◆ Working data:
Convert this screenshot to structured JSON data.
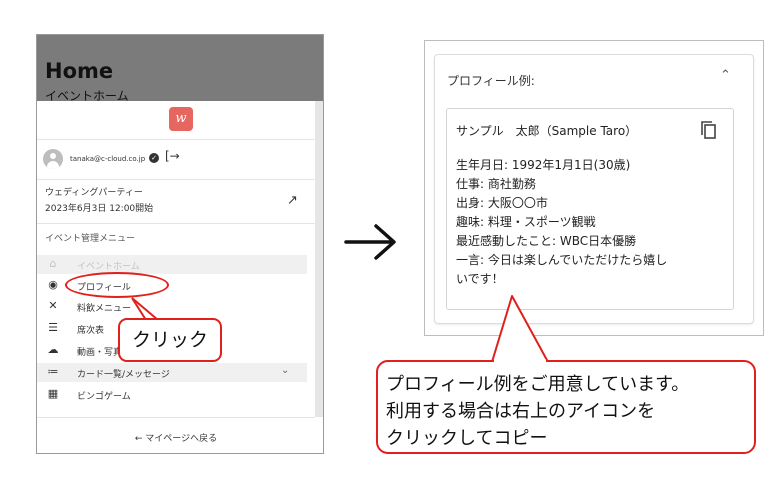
{
  "phone": {
    "home_title": "Home",
    "home_subtitle": "イベントホーム",
    "logo_letter": "w",
    "logo_color": "#e5675f",
    "user_email": "tanaka@c-cloud.co.jp",
    "verified_icon": "verified-check-icon",
    "logout_icon": "logout-icon",
    "event_name": "ウェディングパーティー",
    "event_datetime": "2023年6月3日 12:00開始",
    "event_link_icon": "arrow-up-right-icon",
    "menu_heading": "イベント管理メニュー",
    "menu_items": [
      {
        "label": "イベントホーム",
        "icon": "home-icon",
        "state": "disabled"
      },
      {
        "label": "プロフィール",
        "icon": "heart-pin-icon",
        "state": "normal"
      },
      {
        "label": "料飲メニュー",
        "icon": "utensils-icon",
        "state": "normal"
      },
      {
        "label": "席次表",
        "icon": "seat-icon",
        "state": "normal"
      },
      {
        "label": "動画・写真",
        "icon": "cloud-upload-icon",
        "state": "normal"
      },
      {
        "label": "カード一覧/メッセージ",
        "icon": "list-icon",
        "state": "expandable"
      },
      {
        "label": "ビンゴゲーム",
        "icon": "grid-icon",
        "state": "normal"
      }
    ],
    "back_link": "← マイページへ戻る"
  },
  "annotation": {
    "click_label": "クリック",
    "accent_color": "#e0201a"
  },
  "profile_card": {
    "accordion_title": "プロフィール例:",
    "accordion_icon": "chevron-up-icon",
    "copy_icon": "copy-icon",
    "name_line": "サンプル　太郎（Sample Taro）",
    "lines": [
      "生年月日: 1992年1月1日(30歳)",
      "仕事: 商社勤務",
      "出身: 大阪〇〇市",
      "趣味: 料理・スポーツ観戦",
      "最近感動したこと: WBC日本優勝",
      "一言: 今日は楽しんでいただけたら嬉し",
      "いです！"
    ]
  },
  "callout": {
    "lines": [
      "プロフィール例をご用意しています。",
      "利用する場合は右上のアイコンを",
      "クリックしてコピー"
    ]
  }
}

◆ Required work: Restate each entry word for word, please, but drop any images it holds.

◆ Answer to the exercise:
Convert this screenshot to structured JSON data.
{
  "phone": {
    "home_title": "Home",
    "home_subtitle": "イベントホーム",
    "logo_letter": "w",
    "logo_color": "#e5675f",
    "user_email": "tanaka@c-cloud.co.jp",
    "verified_icon": "verified-check-icon",
    "logout_icon": "logout-icon",
    "event_name": "ウェディングパーティー",
    "event_datetime": "2023年6月3日 12:00開始",
    "event_link_icon": "arrow-up-right-icon",
    "menu_heading": "イベント管理メニュー",
    "menu_items": [
      {
        "label": "イベントホーム",
        "icon": "home-icon",
        "state": "disabled"
      },
      {
        "label": "プロフィール",
        "icon": "heart-pin-icon",
        "state": "normal"
      },
      {
        "label": "料飲メニュー",
        "icon": "utensils-icon",
        "state": "normal"
      },
      {
        "label": "席次表",
        "icon": "seat-icon",
        "state": "normal"
      },
      {
        "label": "動画・写真",
        "icon": "cloud-upload-icon",
        "state": "normal"
      },
      {
        "label": "カード一覧/メッセージ",
        "icon": "list-icon",
        "state": "expandable"
      },
      {
        "label": "ビンゴゲーム",
        "icon": "grid-icon",
        "state": "normal"
      }
    ],
    "back_link": "← マイページへ戻る"
  },
  "annotation": {
    "click_label": "クリック",
    "accent_color": "#e0201a"
  },
  "profile_card": {
    "accordion_title": "プロフィール例:",
    "accordion_icon": "chevron-up-icon",
    "copy_icon": "copy-icon",
    "name_line": "サンプル　太郎（Sample Taro）",
    "lines": [
      "生年月日: 1992年1月1日(30歳)",
      "仕事: 商社勤務",
      "出身: 大阪〇〇市",
      "趣味: 料理・スポーツ観戦",
      "最近感動したこと: WBC日本優勝",
      "一言: 今日は楽しんでいただけたら嬉し",
      "いです！"
    ]
  },
  "callout": {
    "lines": [
      "プロフィール例をご用意しています。",
      "利用する場合は右上のアイコンを",
      "クリックしてコピー"
    ]
  }
}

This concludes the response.